* **What the task asks**: Copy exactly, and only, the lines from the line containing "Read this page and output its text content." through the last line of the records below, both included, and leave out any pictures.

* **Materials provided**:
━━━━━━━━━━━━━━━━━━━━━━━━━━━━━━
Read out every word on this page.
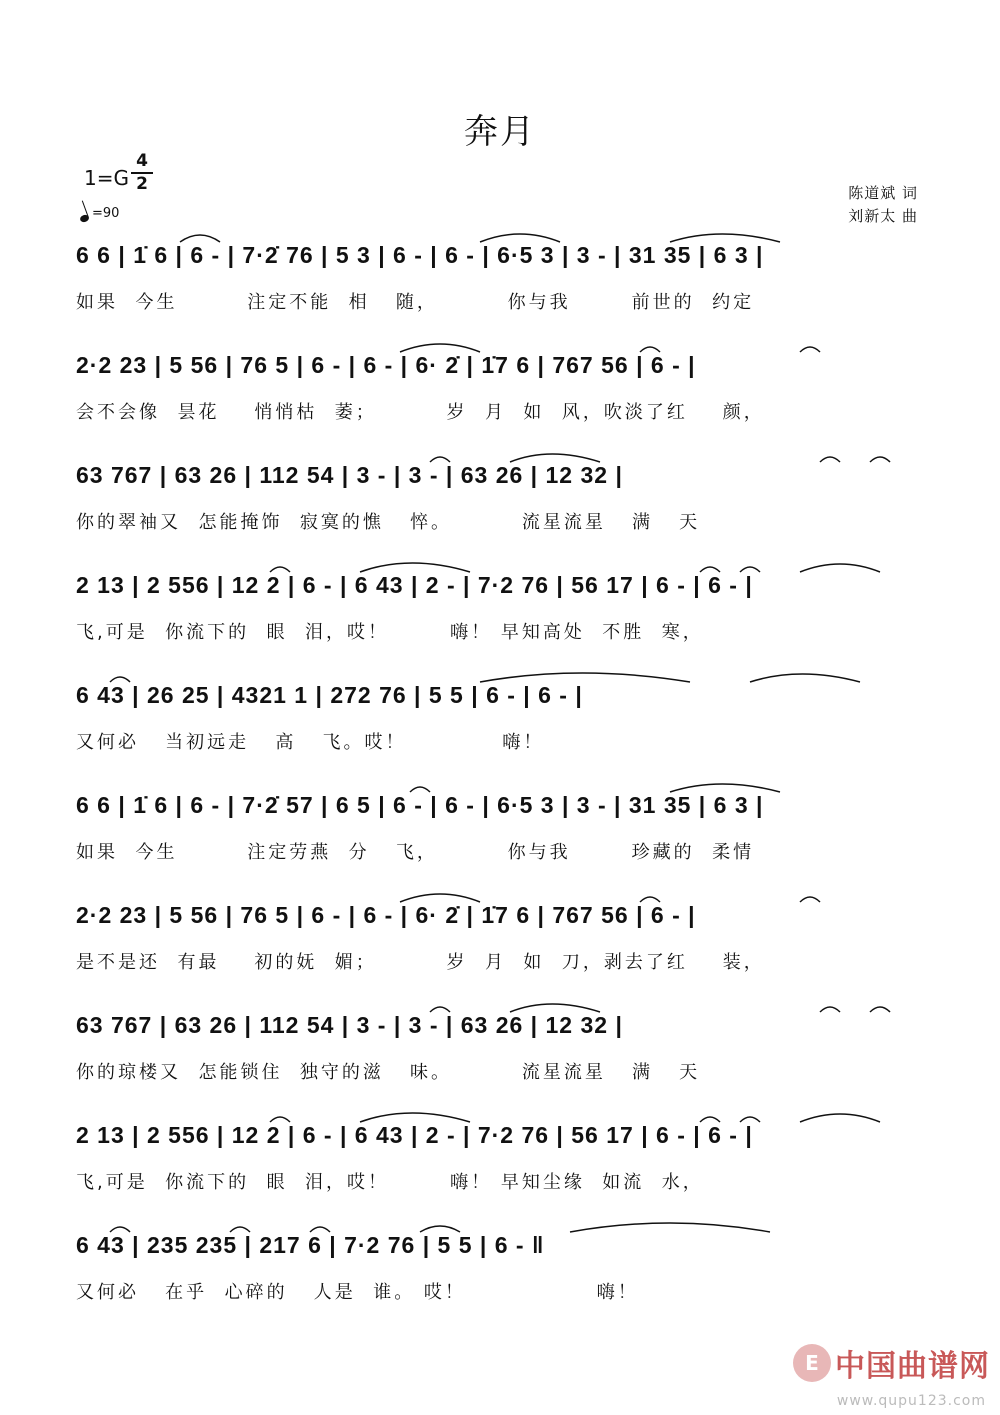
奔月
1=G
4
2
=90
陈道斌 词
刘新太 曲
6 6 | 1̇ 6 | 6 - | 7·2̇ 76 | 5 3 | 6 - | 6 - | 6·5 3 | 3 - | 31 35 | 6 3 |
如果  今生        注定不能  相   随，        你与我       前世的  约定
2·2 23 | 5 56 | 76 5 | 6 - | 6 - | 6· 2̇ | 1̇7 6 | 767 56 | 6 - |
会不会像  昙花    悄悄枯  萎；        岁  月  如  风，吹淡了红    颜，
63 767 | 63 26 | 112 54 | 3 - | 3 - | 63 26 | 12 32 |
你的翠袖又  怎能掩饰  寂寞的憔   悴。        流星流星   满   天
2 13 | 2 556 | 12 2 | 6 - | 6 43 | 2 - | 7·2 76 | 56 17 | 6 - | 6 - |
飞,可是  你流下的  眼  泪，哎！       嗨！ 早知高处  不胜  寒，
6 43 | 26 25 | 4321 1 | 272 76 | 5 5 | 6 - | 6 - |
又何必   当初远走   高   飞。哎！           嗨！
6 6 | 1̇ 6 | 6 - | 7·2̇ 57 | 6 5 | 6 - | 6 - | 6·5 3 | 3 - | 31 35 | 6 3 |
如果  今生        注定劳燕  分   飞，        你与我       珍藏的  柔情
2·2 23 | 5 56 | 76 5 | 6 - | 6 - | 6· 2̇ | 1̇7 6 | 767 56 | 6 - |
是不是还  有最    初的妩  媚；        岁  月  如  刀，剥去了红    装，
63 767 | 63 26 | 112 54 | 3 - | 3 - | 63 26 | 12 32 |
你的琼楼又  怎能锁住  独守的滋   味。        流星流星   满   天
2 13 | 2 556 | 12 2 | 6 - | 6 43 | 2 - | 7·2 76 | 56 17 | 6 - | 6 - |
飞,可是  你流下的  眼  泪，哎！       嗨！ 早知尘缘  如流  水，
6 43 | 235 235 | 217 6 | 7·2 76 | 5 5 | 6 - ‖
又何必   在乎  心碎的   人是  谁。 哎！               嗨！
E 中国曲谱网
www.qupu123.com
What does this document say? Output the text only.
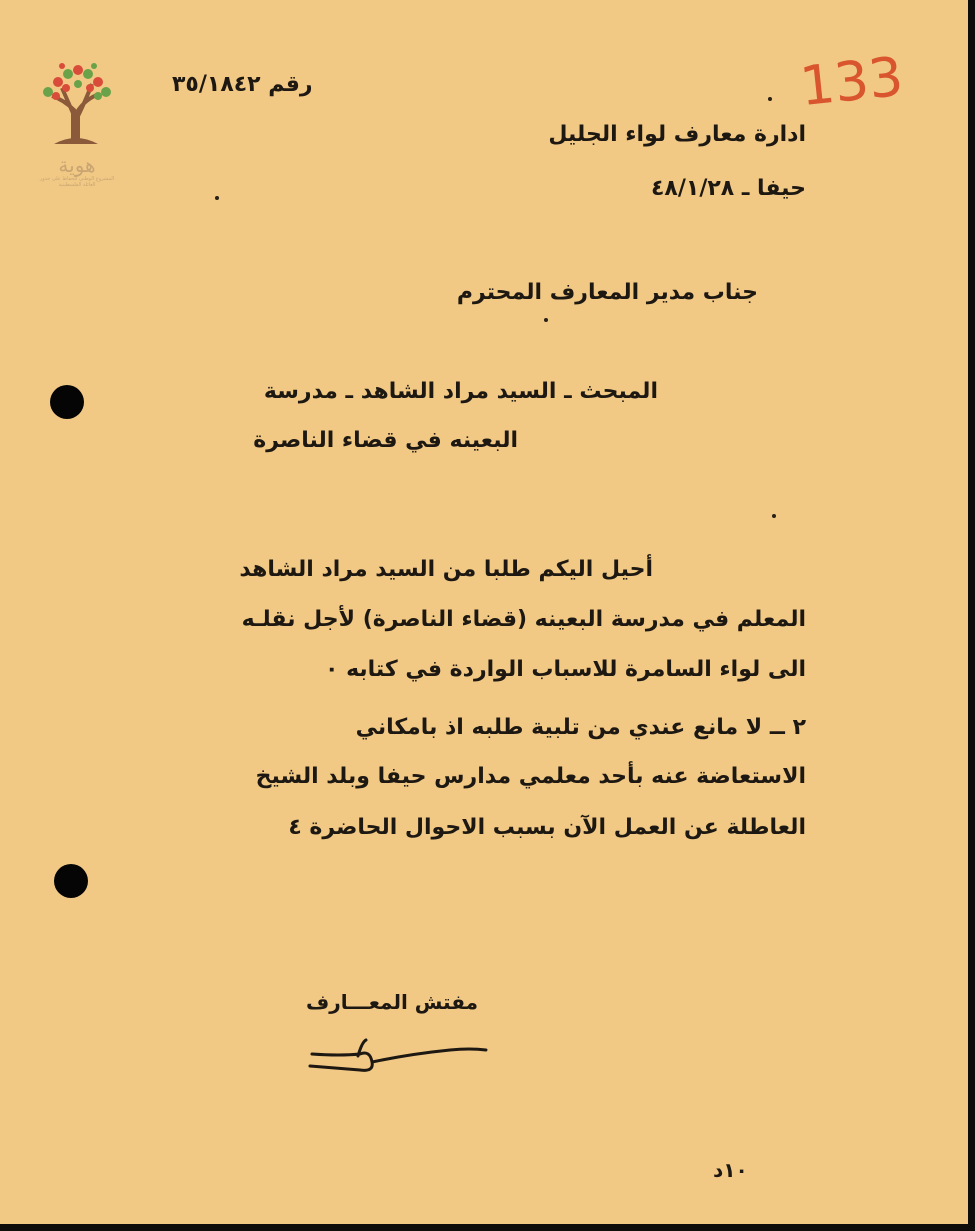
هوية
المشروع الوطني للحفاظ على جذور العائلة الفلسطينية
رقم ٣٥/١٨٤٢	133
ادارة معارف لواء الجليل
حيفا ـ ٤٨/١/٢٨
جناب مدير المعارف المحترم
المبحث ـ السيد مراد الشاهد ـ مدرسة
البعينه في قضاء الناصرة
أحيل اليكم طلبا من السيد مراد الشاهد
المعلم في مدرسة البعينه (قضاء الناصرة) لأجل نقلـه
الى لواء السامرة للاسباب الواردة في كتابه ٠
٢ ــ لا مانع عندي من تلبية طلبه اذ بامكاني
الاستعاضة عنه بأحد معلمي مدارس حيفا وبلد الشيخ
العاطلة عن العمل الآن بسبب الاحوال الحاضرة ٤
مفتش المعـــارف
١٠د
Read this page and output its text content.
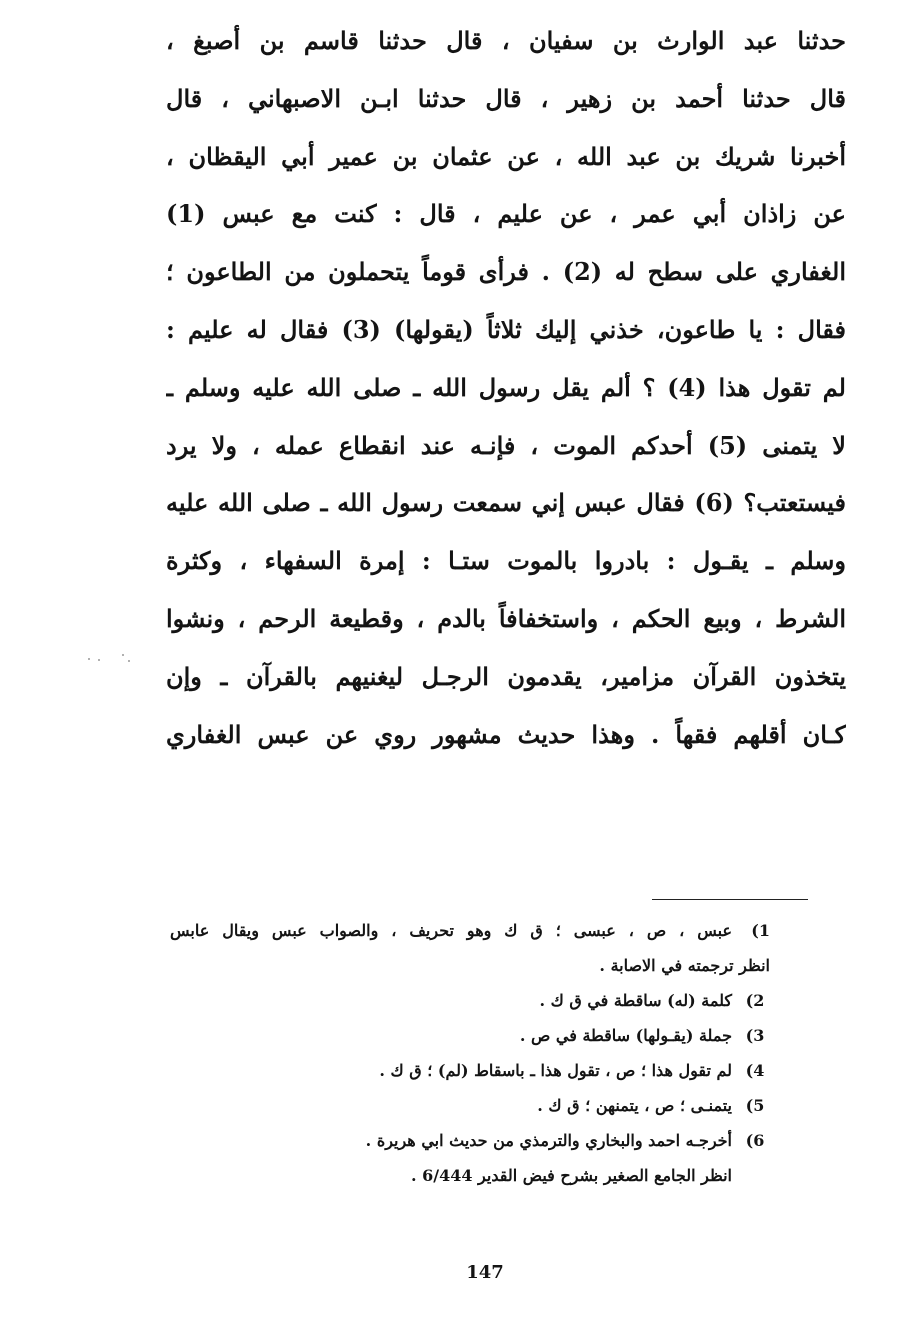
حدثنا عبد الوارث بن سفيان ، قال حدثنا قاسم بن أصبغ ،
قال حدثنا أحمد بن زهير ، قال حدثنا ابـن الاصبهاني ، قال
أخبرنا شريك بن عبد الله ، عن عثمان بن عمير أبي اليقظان ،
عن زاذان أبي عمر ، عن عليم ، قال : كنت مع عبس (1)
الغفاري على سطح له (2) . فرأى قوماً يتحملون من الطاعون ؛
فقال : يا طاعون، خذني إليك ثلاثاً (يقولها) (3) فقال له عليم :
لم تقول هذا (4) ؟ ألم يقل رسول الله ـ صلى الله عليه وسلم ـ
لا يتمنى (5) أحدكم الموت ، فإنـه عند انقطاع عمله ، ولا يرد
فيستعتب؟ (6) فقال عبس إني سمعت رسول الله ـ صلى الله عليه
وسلم ـ يقـول : بادروا بالموت ستـا : إمرة السفهاء ، وكثرة
الشرط ، وبيع الحكم ، واستخفافاً بالدم ، وقطيعة الرحم ، ونشوا
يتخذون القرآن مزامير، يقدمون الرجـل ليغنيهم بالقرآن ـ وإن
كـان أقلهم فقهاً . وهذا حديث مشهور روي عن عبس الغفاري
1)
عبس ، ص ، عبسى ؛ ق ك وهو تحريف ، والصواب عبس ويقال عابس
انظر ترجمته في الاصابة .
2)
كلمة (له) ساقطة في ق ك .
3)
جملة (يقـولها) ساقطة في ص .
4)
لم تقول هذا ؛ ص ، تقول هذا ـ باسقاط (لم) ؛ ق ك .
5)
يتمنـى ؛ ص ، يتمنهن ؛ ق ك .
6)
أخرجـه احمد والبخاري والترمذي من حديث ابي هريرة .
انظر الجامع الصغير بشرح فيض القدير 6/444 .
147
━━━━━━━━━━━━━━━━━━━━━━━━━━━━━━
* **Problem solution**:
Read this page and output its text content.
حدثنا عبد الوارث بن سفيان ، قال حدثنا قاسم بن أصبغ ،
قال حدثنا أحمد بن زهير ، قال حدثنا ابـن الاصبهاني ، قال
أخبرنا شريك بن عبد الله ، عن عثمان بن عمير أبي اليقظان ،
عن زاذان أبي عمر ، عن عليم ، قال : كنت مع عبس (1)
الغفاري على سطح له (2) . فرأى قوماً يتحملون من الطاعون ؛
فقال : يا طاعون، خذني إليك ثلاثاً (يقولها) (3) فقال له عليم :
لم تقول هذا (4) ؟ ألم يقل رسول الله ـ صلى الله عليه وسلم ـ
لا يتمنى (5) أحدكم الموت ، فإنـه عند انقطاع عمله ، ولا يرد
فيستعتب؟ (6) فقال عبس إني سمعت رسول الله ـ صلى الله عليه
وسلم ـ يقـول : بادروا بالموت ستـا : إمرة السفهاء ، وكثرة
الشرط ، وبيع الحكم ، واستخفافاً بالدم ، وقطيعة الرحم ، ونشوا
يتخذون القرآن مزامير، يقدمون الرجـل ليغنيهم بالقرآن ـ وإن
كـان أقلهم فقهاً . وهذا حديث مشهور روي عن عبس الغفاري
1)
عبس ، ص ، عبسى ؛ ق ك وهو تحريف ، والصواب عبس ويقال عابس
انظر ترجمته في الاصابة .
2)
كلمة (له) ساقطة في ق ك .
3)
جملة (يقـولها) ساقطة في ص .
4)
لم تقول هذا ؛ ص ، تقول هذا ـ باسقاط (لم) ؛ ق ك .
5)
يتمنـى ؛ ص ، يتمنهن ؛ ق ك .
6)
أخرجـه احمد والبخاري والترمذي من حديث ابي هريرة .
انظر الجامع الصغير بشرح فيض القدير 6/444 .
147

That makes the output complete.